EXERCISE INSTRUCTIONS ▸ Return every line below as is, leaving out the pictures.

INFORMATION PROVIDED ▸
begin

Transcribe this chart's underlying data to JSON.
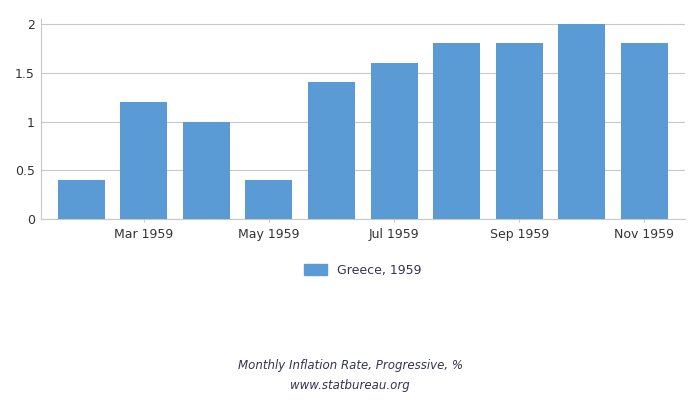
{
  "bar_values": [
    0.4,
    1.2,
    1.0,
    0.4,
    1.4,
    1.6,
    1.8,
    1.8,
    2.0,
    1.8
  ],
  "n_bars": 10,
  "bar_color": "#5b9bd5",
  "ylim": [
    0,
    2.05
  ],
  "yticks": [
    0,
    0.5,
    1.0,
    1.5,
    2.0
  ],
  "ytick_labels": [
    "0",
    "0.5",
    "1",
    "1.5",
    "2"
  ],
  "legend_label": "Greece, 1959",
  "subtitle1": "Monthly Inflation Rate, Progressive, %",
  "subtitle2": "www.statbureau.org",
  "background_color": "#ffffff",
  "grid_color": "#c8c8c8",
  "xtick_labels": [
    "Mar 1959",
    "May 1959",
    "Jul 1959",
    "Sep 1959",
    "Nov 1959"
  ],
  "xtick_positions": [
    1,
    3,
    5,
    7,
    9
  ],
  "bar_width": 0.75,
  "text_color": "#333355",
  "subtitle_fontsize": 8.5,
  "legend_fontsize": 9
}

end

COMPLETE ANSWER ▸
Transcribe this chart's underlying data to JSON.
{
  "bar_values": [
    0.4,
    1.2,
    1.0,
    0.4,
    1.4,
    1.6,
    1.8,
    1.8,
    2.0,
    1.8
  ],
  "n_bars": 10,
  "bar_color": "#5b9bd5",
  "ylim": [
    0,
    2.05
  ],
  "yticks": [
    0,
    0.5,
    1.0,
    1.5,
    2.0
  ],
  "ytick_labels": [
    "0",
    "0.5",
    "1",
    "1.5",
    "2"
  ],
  "legend_label": "Greece, 1959",
  "subtitle1": "Monthly Inflation Rate, Progressive, %",
  "subtitle2": "www.statbureau.org",
  "background_color": "#ffffff",
  "grid_color": "#c8c8c8",
  "xtick_labels": [
    "Mar 1959",
    "May 1959",
    "Jul 1959",
    "Sep 1959",
    "Nov 1959"
  ],
  "xtick_positions": [
    1,
    3,
    5,
    7,
    9
  ],
  "bar_width": 0.75,
  "text_color": "#333355",
  "subtitle_fontsize": 8.5,
  "legend_fontsize": 9
}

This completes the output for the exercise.